-- BEGIN Records for this task --

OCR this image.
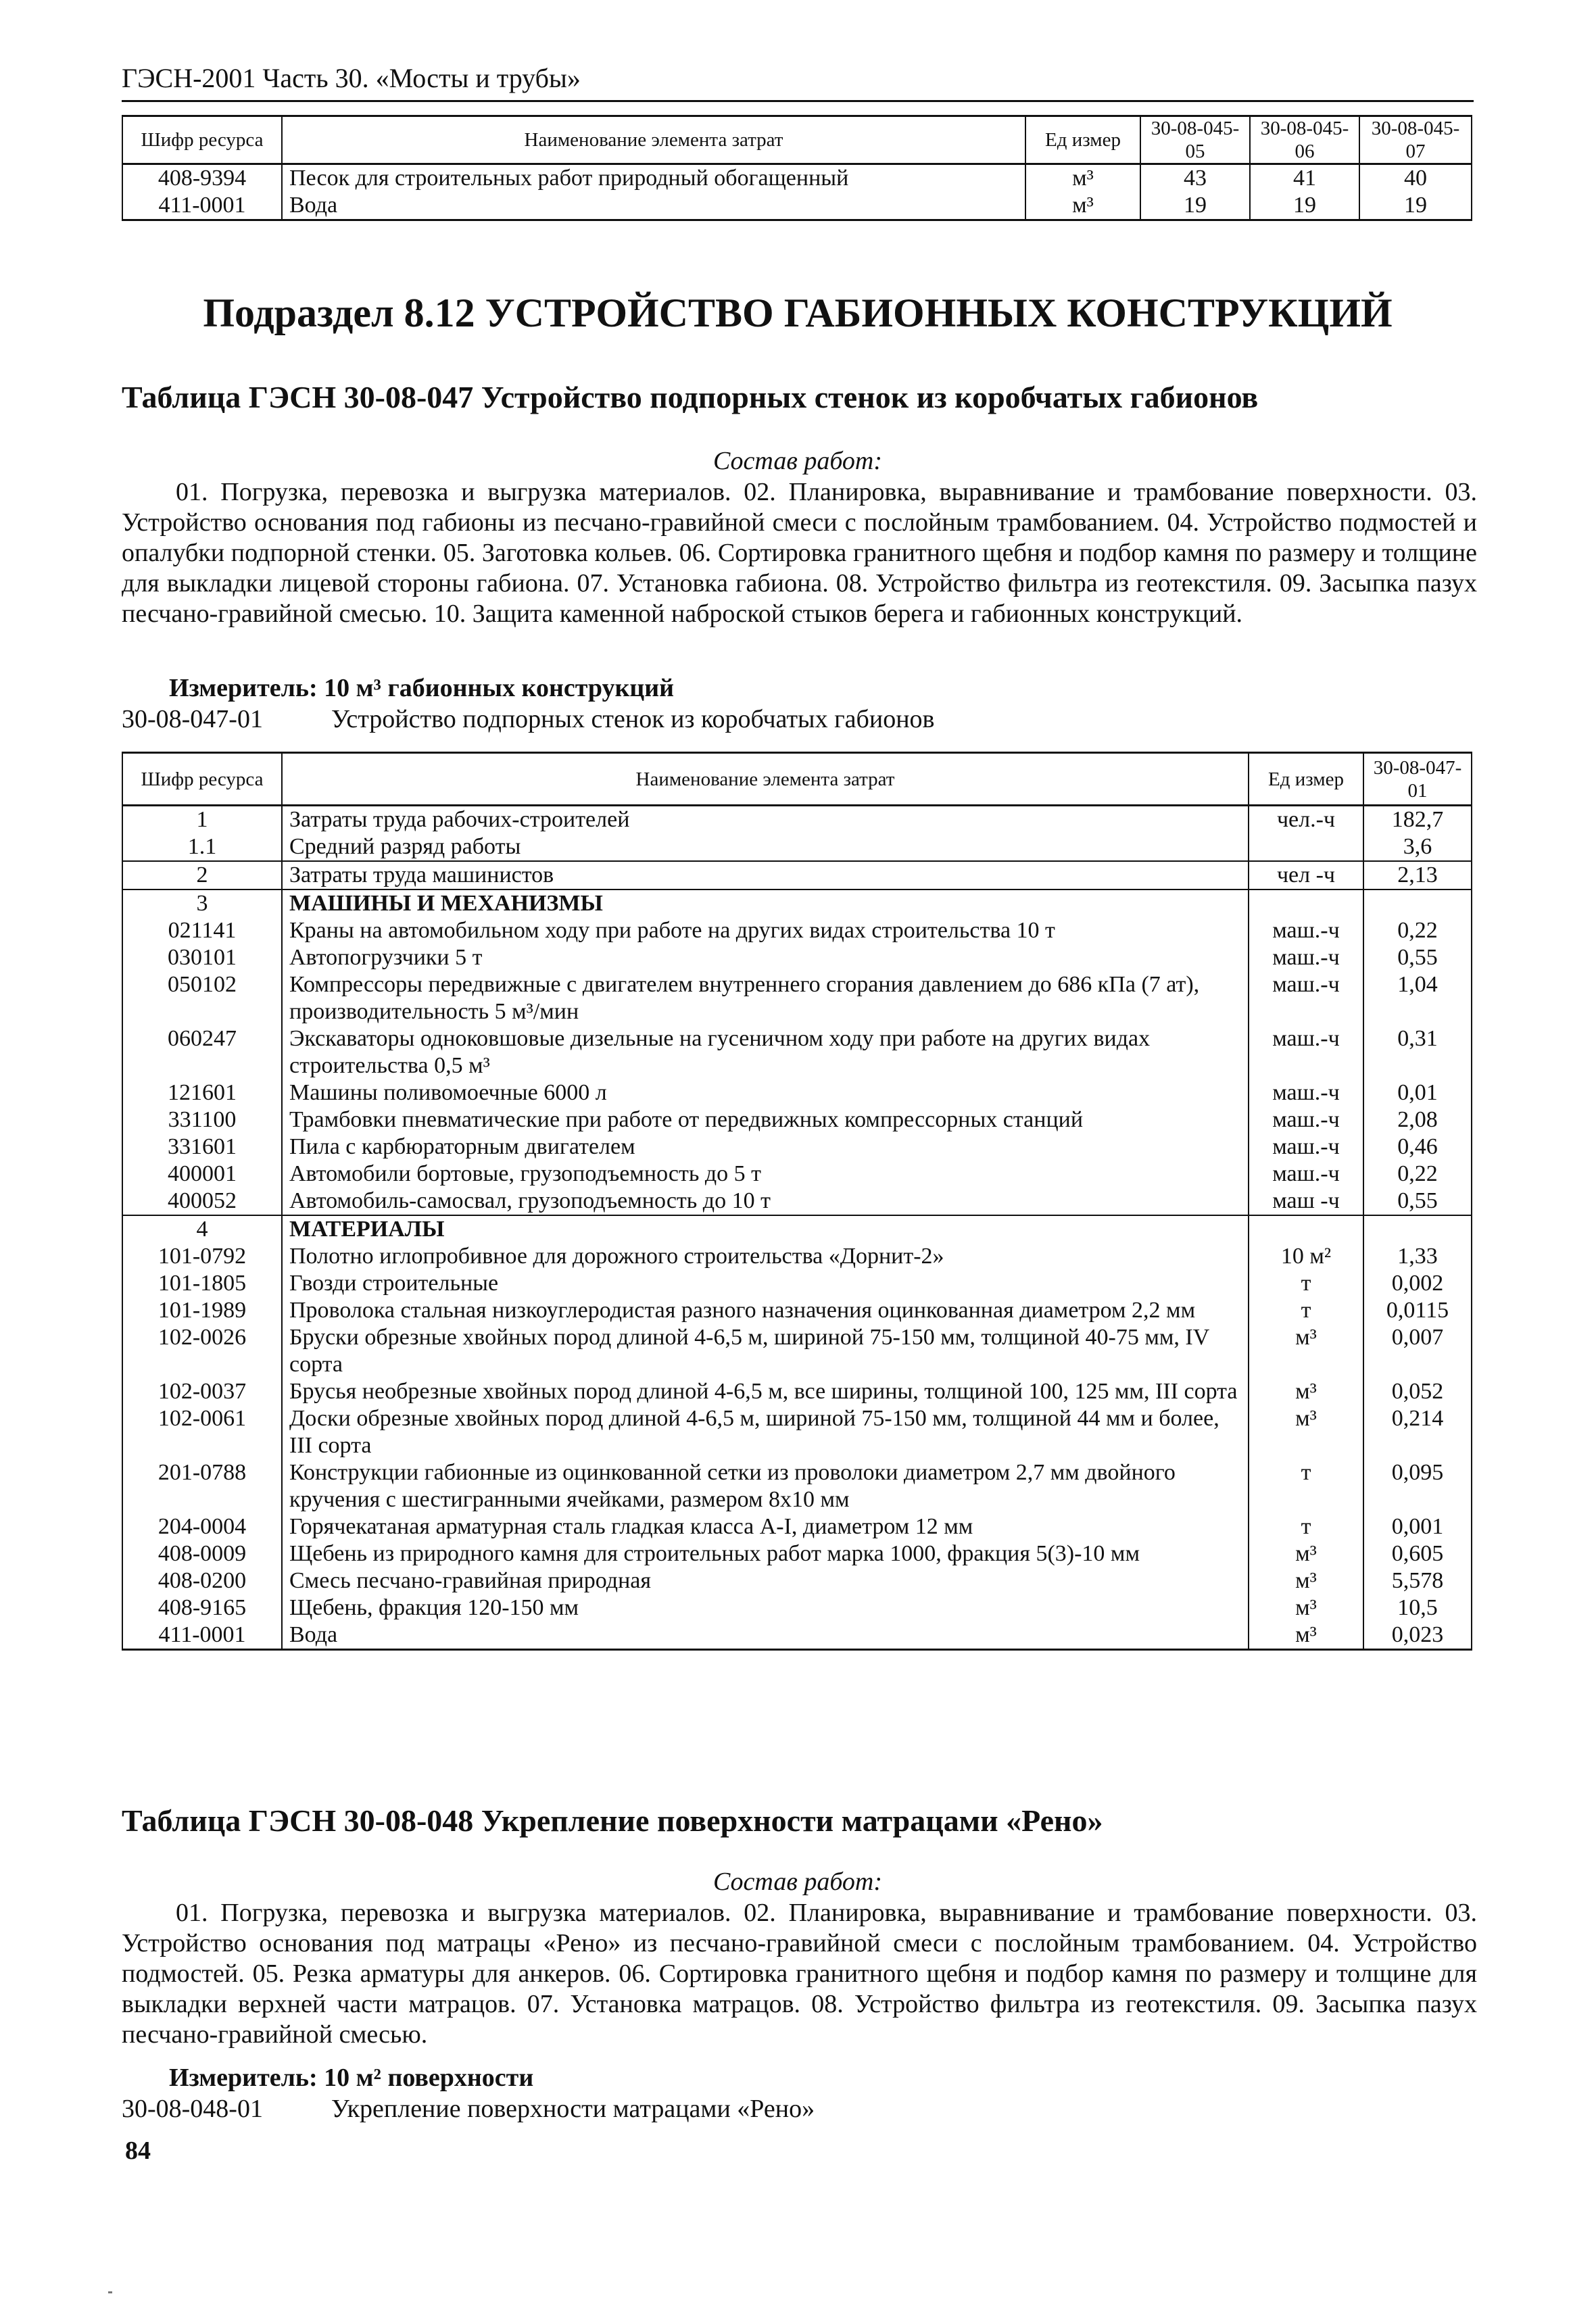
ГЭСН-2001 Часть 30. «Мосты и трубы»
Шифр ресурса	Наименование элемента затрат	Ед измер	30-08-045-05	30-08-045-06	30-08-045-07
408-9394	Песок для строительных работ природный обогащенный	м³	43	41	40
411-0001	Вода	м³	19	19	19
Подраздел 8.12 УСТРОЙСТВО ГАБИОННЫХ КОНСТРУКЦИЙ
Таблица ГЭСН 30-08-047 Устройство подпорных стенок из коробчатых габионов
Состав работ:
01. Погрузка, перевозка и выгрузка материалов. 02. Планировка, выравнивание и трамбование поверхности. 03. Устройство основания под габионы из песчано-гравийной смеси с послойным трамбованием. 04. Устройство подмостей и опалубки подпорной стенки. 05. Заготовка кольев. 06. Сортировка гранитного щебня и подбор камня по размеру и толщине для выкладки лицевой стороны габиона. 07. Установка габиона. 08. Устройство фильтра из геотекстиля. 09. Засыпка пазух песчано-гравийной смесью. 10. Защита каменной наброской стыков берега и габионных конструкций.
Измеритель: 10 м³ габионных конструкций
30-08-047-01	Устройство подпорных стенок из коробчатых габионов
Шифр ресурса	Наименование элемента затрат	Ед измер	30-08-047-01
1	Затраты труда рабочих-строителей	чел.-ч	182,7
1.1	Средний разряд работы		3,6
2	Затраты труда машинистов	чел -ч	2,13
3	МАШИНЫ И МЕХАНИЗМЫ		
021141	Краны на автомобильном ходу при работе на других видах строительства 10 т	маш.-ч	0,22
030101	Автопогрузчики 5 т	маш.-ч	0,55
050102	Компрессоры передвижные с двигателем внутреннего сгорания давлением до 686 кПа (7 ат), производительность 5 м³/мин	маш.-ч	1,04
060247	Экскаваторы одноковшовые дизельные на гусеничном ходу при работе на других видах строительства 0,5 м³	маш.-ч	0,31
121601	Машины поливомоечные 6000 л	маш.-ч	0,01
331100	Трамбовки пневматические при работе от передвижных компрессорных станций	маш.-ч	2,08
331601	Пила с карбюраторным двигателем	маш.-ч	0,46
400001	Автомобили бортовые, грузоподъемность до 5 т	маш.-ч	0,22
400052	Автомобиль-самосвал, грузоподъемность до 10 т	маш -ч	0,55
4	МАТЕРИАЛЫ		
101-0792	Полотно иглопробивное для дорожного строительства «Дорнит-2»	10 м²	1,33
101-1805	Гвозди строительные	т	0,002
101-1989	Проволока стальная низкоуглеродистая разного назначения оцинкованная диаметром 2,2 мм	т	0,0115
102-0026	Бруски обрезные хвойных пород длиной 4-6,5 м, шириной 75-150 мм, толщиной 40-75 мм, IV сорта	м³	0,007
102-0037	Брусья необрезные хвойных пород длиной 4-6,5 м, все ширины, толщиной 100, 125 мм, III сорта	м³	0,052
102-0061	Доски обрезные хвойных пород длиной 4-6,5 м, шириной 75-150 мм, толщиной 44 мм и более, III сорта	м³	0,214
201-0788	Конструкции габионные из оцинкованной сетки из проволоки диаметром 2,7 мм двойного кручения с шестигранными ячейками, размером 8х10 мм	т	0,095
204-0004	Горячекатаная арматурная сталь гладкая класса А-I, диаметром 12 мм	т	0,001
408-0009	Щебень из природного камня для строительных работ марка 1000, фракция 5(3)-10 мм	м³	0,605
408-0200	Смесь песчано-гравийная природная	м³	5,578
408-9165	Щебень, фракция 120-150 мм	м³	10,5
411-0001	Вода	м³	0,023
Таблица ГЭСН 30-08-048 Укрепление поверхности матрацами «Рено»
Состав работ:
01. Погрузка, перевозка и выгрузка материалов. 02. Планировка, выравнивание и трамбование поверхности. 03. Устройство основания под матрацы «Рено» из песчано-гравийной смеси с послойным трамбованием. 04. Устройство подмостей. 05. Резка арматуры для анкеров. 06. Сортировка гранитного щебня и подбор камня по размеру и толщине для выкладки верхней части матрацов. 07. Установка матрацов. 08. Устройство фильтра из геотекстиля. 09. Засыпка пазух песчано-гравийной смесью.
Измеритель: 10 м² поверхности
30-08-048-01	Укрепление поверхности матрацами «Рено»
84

-- END Records for this task --
-- BEGIN Records for this task --

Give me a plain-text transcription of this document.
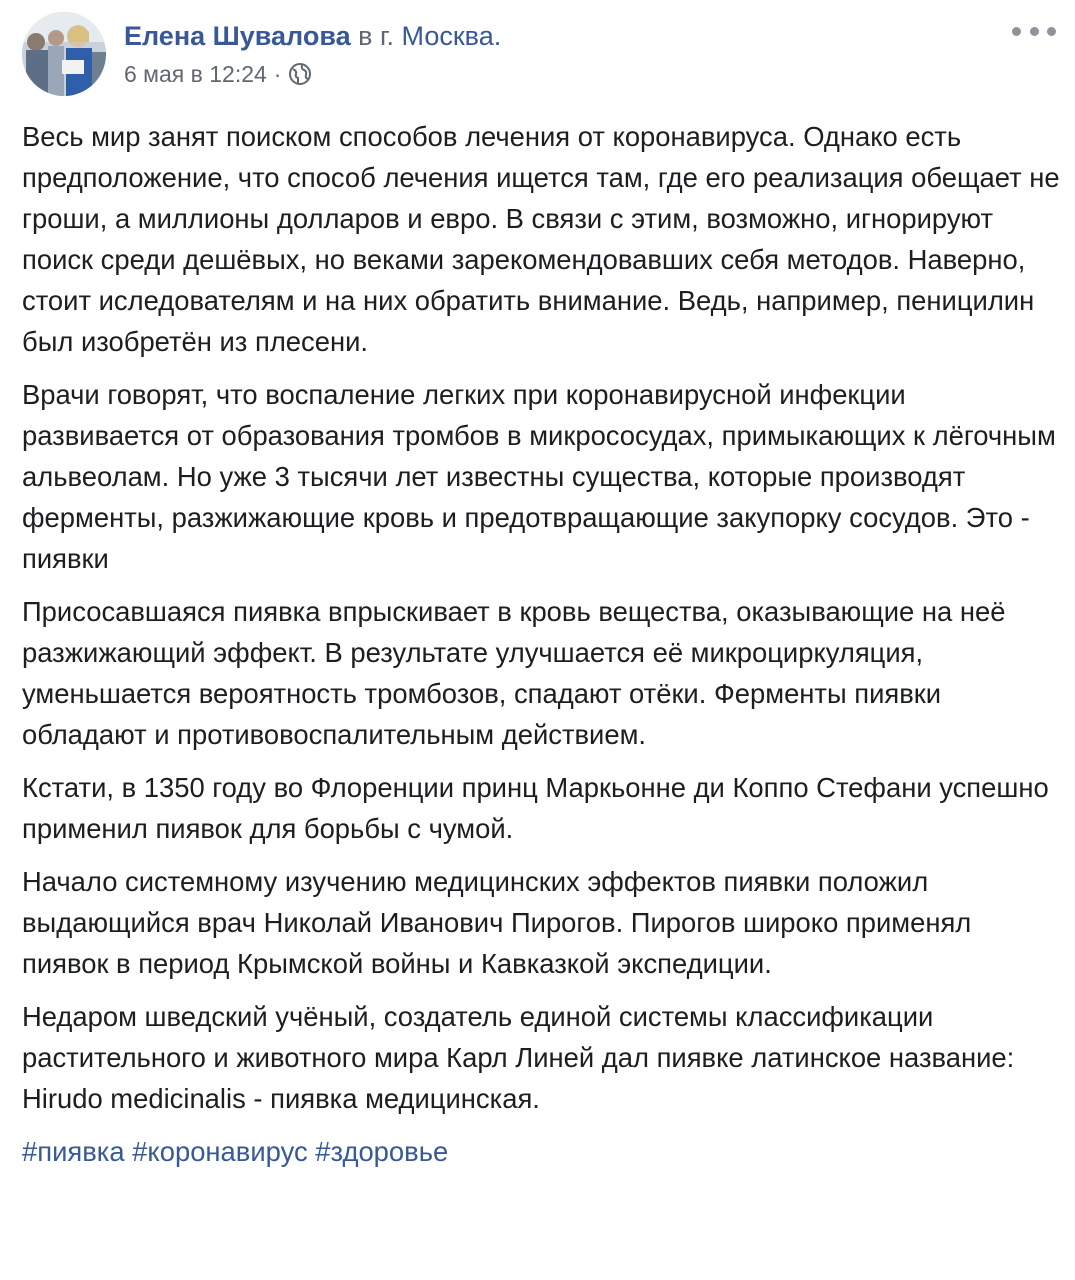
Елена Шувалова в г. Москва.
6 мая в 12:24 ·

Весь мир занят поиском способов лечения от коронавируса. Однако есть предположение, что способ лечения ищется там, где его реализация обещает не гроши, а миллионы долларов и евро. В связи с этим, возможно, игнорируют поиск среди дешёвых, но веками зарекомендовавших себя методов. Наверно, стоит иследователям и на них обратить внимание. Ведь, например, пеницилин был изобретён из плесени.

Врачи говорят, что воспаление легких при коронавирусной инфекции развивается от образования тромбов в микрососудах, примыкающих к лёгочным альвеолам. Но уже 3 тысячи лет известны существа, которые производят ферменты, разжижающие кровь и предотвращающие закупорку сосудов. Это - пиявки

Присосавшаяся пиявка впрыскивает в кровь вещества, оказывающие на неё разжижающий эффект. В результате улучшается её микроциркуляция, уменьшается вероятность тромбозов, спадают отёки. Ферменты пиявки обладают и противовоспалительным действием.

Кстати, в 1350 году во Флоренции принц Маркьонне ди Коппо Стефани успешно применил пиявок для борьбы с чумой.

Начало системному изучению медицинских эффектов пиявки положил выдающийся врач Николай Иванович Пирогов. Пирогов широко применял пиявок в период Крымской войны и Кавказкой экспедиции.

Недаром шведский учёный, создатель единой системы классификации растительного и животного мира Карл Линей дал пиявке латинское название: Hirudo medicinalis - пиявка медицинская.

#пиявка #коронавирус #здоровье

-- END Records for this task --

-- Task goal --
Go through the records above, find every line with the word "Наименование", and list those lines.

-- Response --
Шифр ресурса	Наименование элемента затрат	Ед измер	30-08-045-05	30-08-045-06	30-08-045-07
Шифр ресурса	Наименование элемента затрат	Ед измер	30-08-047-01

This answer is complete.